◆ What is asked ◆
Retype each line exactly. Skip images.

◆ Data in this exercise ◆

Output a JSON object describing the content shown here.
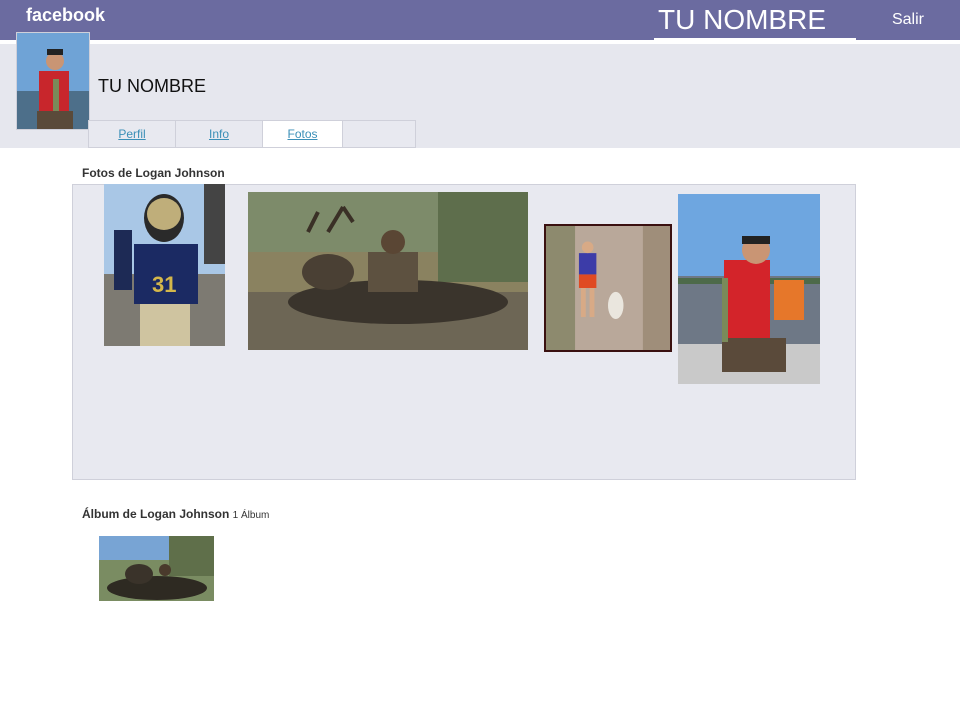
{
  "app": {
    "logo": "facebook",
    "user_name": "TU NOMBRE",
    "logout_label": "Salir"
  },
  "profile": {
    "name": "TU NOMBRE"
  },
  "tabs": [
    {
      "label": "Perfil"
    },
    {
      "label": "Info"
    },
    {
      "label": "Fotos"
    }
  ],
  "photos_section": {
    "title": "Fotos de Logan Johnson"
  },
  "albums_section": {
    "title": "Álbum de Logan Johnson",
    "count": "1 Álbum"
  },
  "colors": {
    "topbar": "#6b6ba0",
    "band": "#e6e7ee",
    "link": "#3b8fb7"
  }
}
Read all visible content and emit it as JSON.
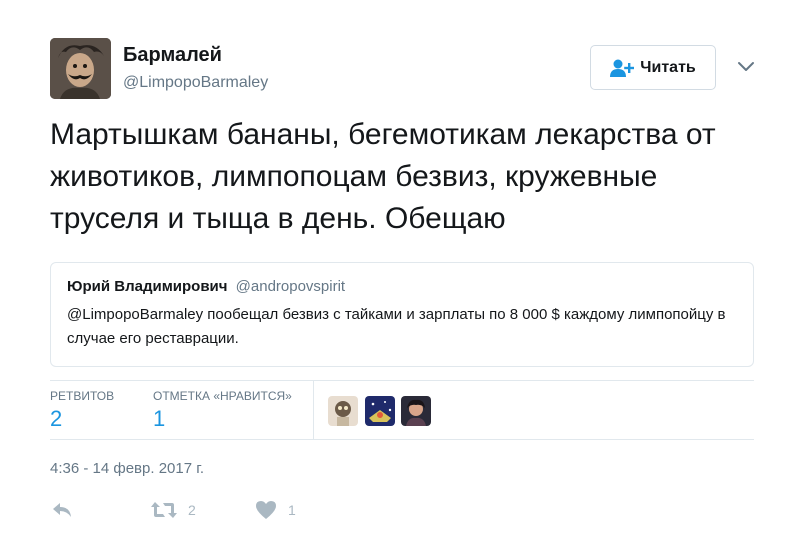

◆ Answer ◆
Output a JSON object describing the content shown here.
{
  "app": {
    "logo": "facebook",
    "user_name": "TU NOMBRE",
    "logout_label": "Salir"
  },
  "profile": {
    "name": "TU NOMBRE"
  },
  "tabs": [
    {
      "label": "Perfil"
    },
    {
      "label": "Info"
    },
    {
      "label": "Fotos"
    }
  ],
  "photos_section": {
    "title": "Fotos de Logan Johnson"
  },
  "albums_section": {
    "title": "Álbum de Logan Johnson",
    "count": "1 Álbum"
  },
  "colors": {
    "topbar": "#6b6ba0",
    "band": "#e6e7ee",
    "link": "#3b8fb7"
  }
}
Read all visible content and emit it as JSON.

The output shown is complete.